(Records from a collection of figures)
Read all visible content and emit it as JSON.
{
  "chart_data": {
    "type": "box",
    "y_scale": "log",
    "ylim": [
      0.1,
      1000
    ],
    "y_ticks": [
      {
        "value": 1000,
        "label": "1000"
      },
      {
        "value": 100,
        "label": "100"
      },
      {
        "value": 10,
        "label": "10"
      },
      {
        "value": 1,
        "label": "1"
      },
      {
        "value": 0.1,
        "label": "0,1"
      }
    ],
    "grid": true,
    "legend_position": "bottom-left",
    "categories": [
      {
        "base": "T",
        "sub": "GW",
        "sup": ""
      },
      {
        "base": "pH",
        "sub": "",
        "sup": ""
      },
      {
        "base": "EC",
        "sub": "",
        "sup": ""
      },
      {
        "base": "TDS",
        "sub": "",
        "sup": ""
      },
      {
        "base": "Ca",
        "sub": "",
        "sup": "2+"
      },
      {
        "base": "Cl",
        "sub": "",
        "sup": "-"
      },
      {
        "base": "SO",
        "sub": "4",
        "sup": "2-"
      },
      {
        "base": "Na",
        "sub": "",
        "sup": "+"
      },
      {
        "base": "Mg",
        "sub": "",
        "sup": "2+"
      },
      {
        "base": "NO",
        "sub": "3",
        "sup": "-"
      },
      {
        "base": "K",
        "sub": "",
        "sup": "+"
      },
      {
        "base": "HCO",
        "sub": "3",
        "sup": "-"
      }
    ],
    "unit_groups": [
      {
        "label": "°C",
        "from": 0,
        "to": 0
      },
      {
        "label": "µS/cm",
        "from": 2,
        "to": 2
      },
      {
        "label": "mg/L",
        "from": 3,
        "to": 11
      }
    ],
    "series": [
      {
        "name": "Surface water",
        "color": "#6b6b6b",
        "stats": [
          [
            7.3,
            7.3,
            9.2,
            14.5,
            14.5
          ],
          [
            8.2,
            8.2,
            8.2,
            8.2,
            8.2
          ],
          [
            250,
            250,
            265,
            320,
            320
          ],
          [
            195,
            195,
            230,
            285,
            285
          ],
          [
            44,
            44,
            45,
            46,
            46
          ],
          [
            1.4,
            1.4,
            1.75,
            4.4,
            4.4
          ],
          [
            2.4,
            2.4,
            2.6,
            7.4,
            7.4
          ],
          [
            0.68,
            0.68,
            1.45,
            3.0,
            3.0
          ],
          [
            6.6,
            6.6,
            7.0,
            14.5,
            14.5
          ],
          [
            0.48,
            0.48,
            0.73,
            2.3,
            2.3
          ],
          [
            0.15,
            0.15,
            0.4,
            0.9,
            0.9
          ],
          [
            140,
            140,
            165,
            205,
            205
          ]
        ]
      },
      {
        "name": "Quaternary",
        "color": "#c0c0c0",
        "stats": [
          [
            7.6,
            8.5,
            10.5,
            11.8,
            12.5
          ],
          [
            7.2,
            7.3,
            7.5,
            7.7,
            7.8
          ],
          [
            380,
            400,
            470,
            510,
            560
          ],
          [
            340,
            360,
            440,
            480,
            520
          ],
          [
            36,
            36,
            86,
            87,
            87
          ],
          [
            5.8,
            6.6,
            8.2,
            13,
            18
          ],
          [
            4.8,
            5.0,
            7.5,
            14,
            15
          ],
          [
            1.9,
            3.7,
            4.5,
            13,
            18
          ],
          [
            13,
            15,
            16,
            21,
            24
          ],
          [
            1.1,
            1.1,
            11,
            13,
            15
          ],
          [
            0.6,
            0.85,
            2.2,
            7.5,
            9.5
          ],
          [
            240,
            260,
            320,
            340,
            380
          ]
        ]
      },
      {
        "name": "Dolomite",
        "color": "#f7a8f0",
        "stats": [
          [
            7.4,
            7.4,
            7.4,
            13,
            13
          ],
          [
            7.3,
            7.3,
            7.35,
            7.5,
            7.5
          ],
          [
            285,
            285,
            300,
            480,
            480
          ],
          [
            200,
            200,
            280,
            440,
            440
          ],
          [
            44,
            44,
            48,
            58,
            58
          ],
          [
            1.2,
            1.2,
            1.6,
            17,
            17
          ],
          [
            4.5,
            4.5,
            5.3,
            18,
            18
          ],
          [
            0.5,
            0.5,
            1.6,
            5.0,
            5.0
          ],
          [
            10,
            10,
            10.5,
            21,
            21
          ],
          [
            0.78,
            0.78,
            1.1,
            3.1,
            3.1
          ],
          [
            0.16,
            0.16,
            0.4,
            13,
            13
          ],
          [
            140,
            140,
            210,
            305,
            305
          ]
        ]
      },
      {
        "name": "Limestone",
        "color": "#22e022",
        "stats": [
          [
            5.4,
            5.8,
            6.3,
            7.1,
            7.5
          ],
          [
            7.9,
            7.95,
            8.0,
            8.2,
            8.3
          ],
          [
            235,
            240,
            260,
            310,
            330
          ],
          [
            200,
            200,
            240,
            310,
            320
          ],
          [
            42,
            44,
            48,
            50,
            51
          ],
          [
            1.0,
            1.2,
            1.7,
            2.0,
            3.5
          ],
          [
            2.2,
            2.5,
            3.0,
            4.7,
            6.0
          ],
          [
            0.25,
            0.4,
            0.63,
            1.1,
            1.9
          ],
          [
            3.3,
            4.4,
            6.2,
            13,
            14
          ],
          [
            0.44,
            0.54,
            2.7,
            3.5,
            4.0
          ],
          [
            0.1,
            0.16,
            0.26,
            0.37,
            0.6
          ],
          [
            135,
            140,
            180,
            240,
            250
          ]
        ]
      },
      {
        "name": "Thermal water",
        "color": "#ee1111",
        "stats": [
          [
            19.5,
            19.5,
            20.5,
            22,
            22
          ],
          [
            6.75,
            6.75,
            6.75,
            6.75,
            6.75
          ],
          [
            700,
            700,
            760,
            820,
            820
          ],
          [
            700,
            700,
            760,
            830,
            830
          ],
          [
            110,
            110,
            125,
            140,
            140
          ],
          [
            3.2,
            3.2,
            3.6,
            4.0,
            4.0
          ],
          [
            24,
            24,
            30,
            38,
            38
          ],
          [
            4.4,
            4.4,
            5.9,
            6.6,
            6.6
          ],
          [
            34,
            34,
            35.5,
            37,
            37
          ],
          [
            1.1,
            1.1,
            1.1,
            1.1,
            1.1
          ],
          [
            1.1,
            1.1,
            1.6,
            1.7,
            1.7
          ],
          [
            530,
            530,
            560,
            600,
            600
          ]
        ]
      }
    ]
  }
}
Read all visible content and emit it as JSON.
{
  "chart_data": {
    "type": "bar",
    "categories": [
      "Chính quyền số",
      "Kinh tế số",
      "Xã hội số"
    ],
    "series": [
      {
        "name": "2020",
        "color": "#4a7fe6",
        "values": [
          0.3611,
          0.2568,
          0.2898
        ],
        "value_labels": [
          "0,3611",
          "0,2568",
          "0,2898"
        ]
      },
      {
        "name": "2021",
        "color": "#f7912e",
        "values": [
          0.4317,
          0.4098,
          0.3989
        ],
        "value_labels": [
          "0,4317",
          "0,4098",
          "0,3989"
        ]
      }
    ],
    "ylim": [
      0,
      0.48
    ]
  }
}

■ **STATED TASK**
How many lines in the records above contain the word "name"? Reply with the number and nothing more.

■ **SOLUTION**
7